- **SHORT EXERCISE**:
Select the lines below containing the word "expectancy".

- **SUPPLIED RECORDS**:

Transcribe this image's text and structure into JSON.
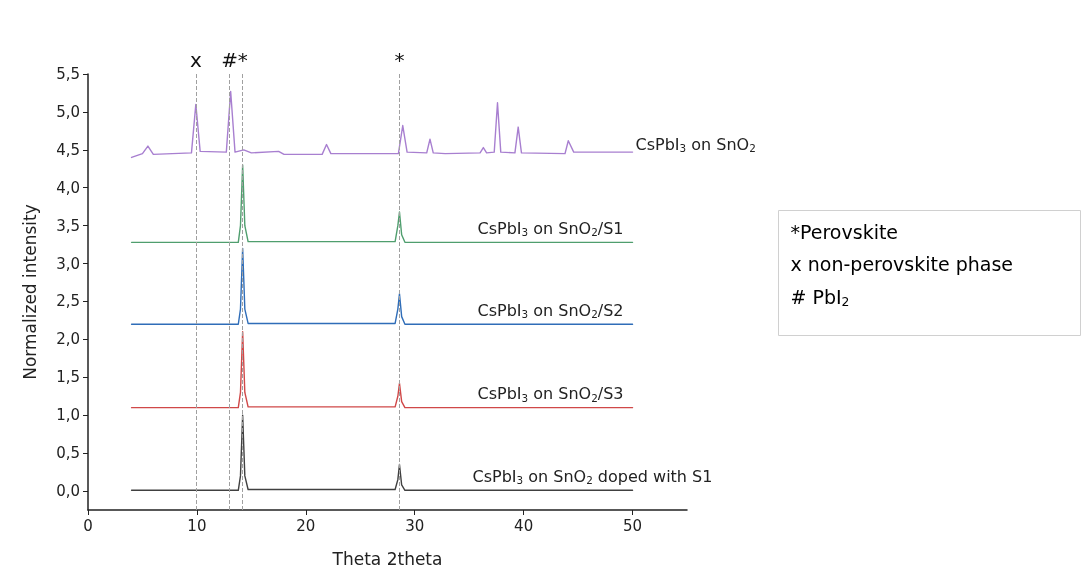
{
  "chart_data": {
    "type": "line",
    "xlabel": "Theta 2theta",
    "ylabel": "Normalized intensity",
    "xlim": [
      0,
      55
    ],
    "xticks": [
      0,
      10,
      20,
      30,
      40,
      50
    ],
    "ylim": [
      -0.25,
      5.5
    ],
    "yticks": [
      {
        "value": 0,
        "label": "0,0"
      },
      {
        "value": 0.5,
        "label": "0,5"
      },
      {
        "value": 1,
        "label": "1,0"
      },
      {
        "value": 1.5,
        "label": "1,5"
      },
      {
        "value": 2,
        "label": "2,0"
      },
      {
        "value": 2.5,
        "label": "2,5"
      },
      {
        "value": 3,
        "label": "3,0"
      },
      {
        "value": 3.5,
        "label": "3,5"
      },
      {
        "value": 4,
        "label": "4,0"
      },
      {
        "value": 4.5,
        "label": "4,5"
      },
      {
        "value": 5,
        "label": "5,0"
      },
      {
        "value": 5.5,
        "label": "5,5"
      }
    ],
    "grid": false,
    "marker": "none",
    "line_style": "solid",
    "series": [
      {
        "name": "CsPbI$_{3}$ on SnO$_{2}$",
        "color": "#a87fd0",
        "x": [
          4,
          5,
          5.5,
          6,
          9.5,
          9.9,
          10.3,
          12.7,
          13.1,
          13.5,
          14.3,
          15,
          17.5,
          18,
          21.5,
          21.9,
          22.3,
          28.5,
          28.9,
          29.3,
          31.1,
          31.4,
          31.7,
          32.8,
          36,
          36.3,
          36.6,
          37.3,
          37.6,
          37.9,
          39.2,
          39.5,
          39.8,
          43.8,
          44.1,
          44.6,
          50
        ],
        "values": [
          4.4,
          4.45,
          4.55,
          4.44,
          4.46,
          5.1,
          4.48,
          4.47,
          5.27,
          4.47,
          4.5,
          4.46,
          4.48,
          4.44,
          4.44,
          4.57,
          4.45,
          4.45,
          4.82,
          4.47,
          4.46,
          4.64,
          4.46,
          4.45,
          4.46,
          4.53,
          4.46,
          4.47,
          5.12,
          4.47,
          4.46,
          4.8,
          4.46,
          4.45,
          4.62,
          4.47,
          4.47
        ]
      },
      {
        "name": "CsPbI$_{3}$ on SnO$_{2}$/S1",
        "color": "#4f9e6e",
        "x": [
          4,
          13.8,
          14.0,
          14.2,
          14.4,
          14.7,
          28.2,
          28.45,
          28.6,
          28.8,
          29.1,
          50
        ],
        "values": [
          3.28,
          3.28,
          3.5,
          4.3,
          3.5,
          3.29,
          3.29,
          3.5,
          3.68,
          3.38,
          3.28,
          3.28
        ]
      },
      {
        "name": "CsPbI$_{3}$ on SnO$_{2}$/S2",
        "color": "#2f6db8",
        "x": [
          4,
          13.8,
          14.0,
          14.2,
          14.4,
          14.7,
          28.2,
          28.45,
          28.6,
          28.8,
          29.1,
          50
        ],
        "values": [
          2.2,
          2.2,
          2.4,
          3.2,
          2.4,
          2.21,
          2.21,
          2.4,
          2.6,
          2.3,
          2.2,
          2.2
        ]
      },
      {
        "name": "CsPbI$_{3}$ on SnO$_{2}$/S3",
        "color": "#d04848",
        "x": [
          4,
          13.8,
          14.0,
          14.2,
          14.4,
          14.7,
          28.2,
          28.45,
          28.6,
          28.8,
          29.1,
          50
        ],
        "values": [
          1.1,
          1.1,
          1.3,
          2.1,
          1.3,
          1.11,
          1.11,
          1.25,
          1.42,
          1.18,
          1.1,
          1.1
        ]
      },
      {
        "name": "CsPbI$_{3}$ on SnO$_{2}$ doped with S1",
        "color": "#404040",
        "x": [
          4,
          13.8,
          14.0,
          14.2,
          14.4,
          14.7,
          28.2,
          28.45,
          28.6,
          28.8,
          29.1,
          50
        ],
        "values": [
          0.01,
          0.01,
          0.2,
          1.0,
          0.2,
          0.02,
          0.02,
          0.15,
          0.35,
          0.08,
          0.01,
          0.01
        ]
      }
    ],
    "ref_lines": [
      {
        "axis": "x",
        "value": 9.9,
        "label": "x",
        "color": "#a0a0a0",
        "line_style": "dashed"
      },
      {
        "axis": "x",
        "value": 13,
        "label": "#",
        "color": "#a0a0a0",
        "line_style": "dashed"
      },
      {
        "axis": "x",
        "value": 14.2,
        "label": "*",
        "color": "#a0a0a0",
        "line_style": "dashed"
      },
      {
        "axis": "x",
        "value": 28.6,
        "label": "*",
        "color": "#a0a0a0",
        "line_style": "dashed"
      }
    ],
    "annotations": [
      "*Perovskite",
      "x non-perovskite phase",
      "# PbI$_{2}$"
    ]
  }
}
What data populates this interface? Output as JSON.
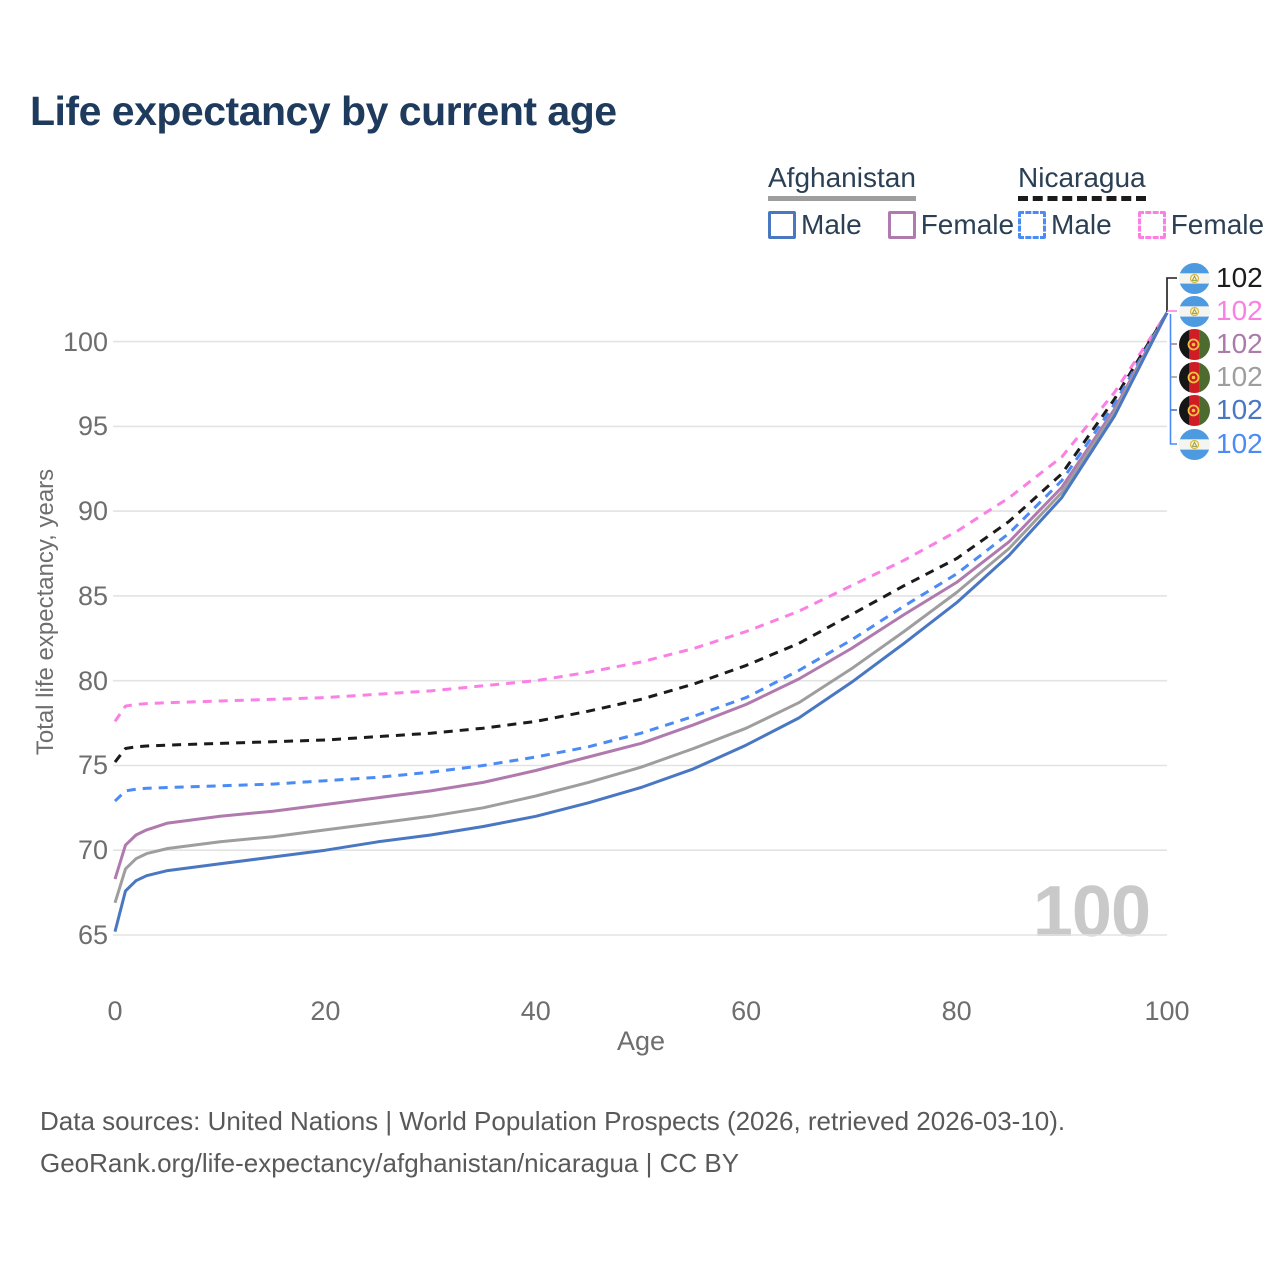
{
  "title": "Life expectancy by current age",
  "watermark": "100",
  "legend": {
    "groups": [
      {
        "country": "Afghanistan",
        "series": "Afghanistan",
        "items": [
          {
            "label": "Male",
            "series": "Afghanistan Male"
          },
          {
            "label": "Female",
            "series": "Afghanistan Female"
          }
        ]
      },
      {
        "country": "Nicaragua",
        "series": "Nicaragua",
        "items": [
          {
            "label": "Male",
            "series": "Nicaragua Male"
          },
          {
            "label": "Female",
            "series": "Nicaragua Female"
          }
        ]
      }
    ]
  },
  "chart_data": {
    "type": "line",
    "title": "Life expectancy by current age",
    "xlabel": "Age",
    "ylabel": "Total life expectancy, years",
    "xlim": [
      0,
      100
    ],
    "ylim": [
      65,
      102
    ],
    "xticks": [
      0,
      20,
      40,
      60,
      80,
      100
    ],
    "yticks": [
      65,
      70,
      75,
      80,
      85,
      90,
      95,
      100
    ],
    "grid": "horizontal",
    "legend_position": "top-right",
    "x": [
      0,
      1,
      2,
      3,
      5,
      10,
      15,
      20,
      25,
      30,
      35,
      40,
      45,
      50,
      55,
      60,
      65,
      70,
      75,
      80,
      85,
      90,
      95,
      100
    ],
    "series": [
      {
        "name": "Nicaragua Female",
        "style": "dashed",
        "color": "#fb80e5",
        "values": [
          77.6,
          78.5,
          78.6,
          78.65,
          78.7,
          78.8,
          78.9,
          79.0,
          79.2,
          79.4,
          79.7,
          80.0,
          80.5,
          81.1,
          81.9,
          82.9,
          84.1,
          85.6,
          87.1,
          88.8,
          90.8,
          93.2,
          97.0,
          101.7
        ]
      },
      {
        "name": "Nicaragua",
        "style": "dashed",
        "color": "#1b1b1b",
        "values": [
          75.2,
          76.0,
          76.1,
          76.15,
          76.2,
          76.3,
          76.4,
          76.5,
          76.7,
          76.9,
          77.2,
          77.6,
          78.2,
          78.9,
          79.8,
          80.9,
          82.2,
          83.9,
          85.6,
          87.2,
          89.4,
          92.2,
          96.6,
          101.7
        ]
      },
      {
        "name": "Nicaragua Male",
        "style": "dashed",
        "color": "#4b8bf5",
        "values": [
          72.9,
          73.5,
          73.6,
          73.65,
          73.7,
          73.8,
          73.9,
          74.1,
          74.3,
          74.6,
          75.0,
          75.5,
          76.1,
          76.9,
          77.9,
          79.0,
          80.6,
          82.4,
          84.4,
          86.3,
          88.7,
          91.8,
          96.3,
          101.7
        ]
      },
      {
        "name": "Afghanistan Female",
        "style": "solid",
        "color": "#b07aae",
        "values": [
          68.3,
          70.3,
          70.9,
          71.2,
          71.6,
          72.0,
          72.3,
          72.7,
          73.1,
          73.5,
          74.0,
          74.7,
          75.5,
          76.3,
          77.4,
          78.6,
          80.1,
          81.9,
          83.9,
          85.8,
          88.2,
          91.4,
          96.0,
          101.7
        ]
      },
      {
        "name": "Afghanistan",
        "style": "solid",
        "color": "#9e9e9e",
        "values": [
          66.9,
          68.9,
          69.5,
          69.8,
          70.1,
          70.5,
          70.8,
          71.2,
          71.6,
          72.0,
          72.5,
          73.2,
          74.0,
          74.9,
          76.0,
          77.2,
          78.7,
          80.7,
          82.9,
          85.2,
          87.8,
          91.1,
          95.8,
          101.7
        ]
      },
      {
        "name": "Afghanistan Male",
        "style": "solid",
        "color": "#4a77c2",
        "values": [
          65.2,
          67.6,
          68.2,
          68.5,
          68.8,
          69.2,
          69.6,
          70.0,
          70.5,
          70.9,
          71.4,
          72.0,
          72.8,
          73.7,
          74.8,
          76.2,
          77.8,
          79.9,
          82.2,
          84.6,
          87.4,
          90.8,
          95.6,
          101.7
        ]
      }
    ]
  },
  "end_labels": [
    {
      "flag": "nicaragua",
      "series": "Nicaragua",
      "value": "102",
      "color": "#1b1b1b"
    },
    {
      "flag": "nicaragua",
      "series": "Nicaragua Female",
      "value": "102",
      "color": "#fb80e5"
    },
    {
      "flag": "afghanistan",
      "series": "Afghanistan Female",
      "value": "102",
      "color": "#ab7bab"
    },
    {
      "flag": "afghanistan",
      "series": "Afghanistan",
      "value": "102",
      "color": "#9e9e9e"
    },
    {
      "flag": "afghanistan",
      "series": "Afghanistan Male",
      "value": "102",
      "color": "#4a77c2"
    },
    {
      "flag": "nicaragua",
      "series": "Nicaragua Male",
      "value": "102",
      "color": "#4b8bf5"
    }
  ],
  "footer": {
    "line1": "Data sources: United Nations | World Population Prospects (2026, retrieved 2026-03-10).",
    "line2": "GeoRank.org/life-expectancy/afghanistan/nicaragua | CC BY"
  }
}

- **WRITTEN RESPONSE**:
  "title": "Life expectancy by current age",
    "title": "Life expectancy by current age",
    "ylabel": "Total life expectancy, years",
    "line2": "GeoRank.org/life-expectancy/afghanistan/nicaragua | CC BY"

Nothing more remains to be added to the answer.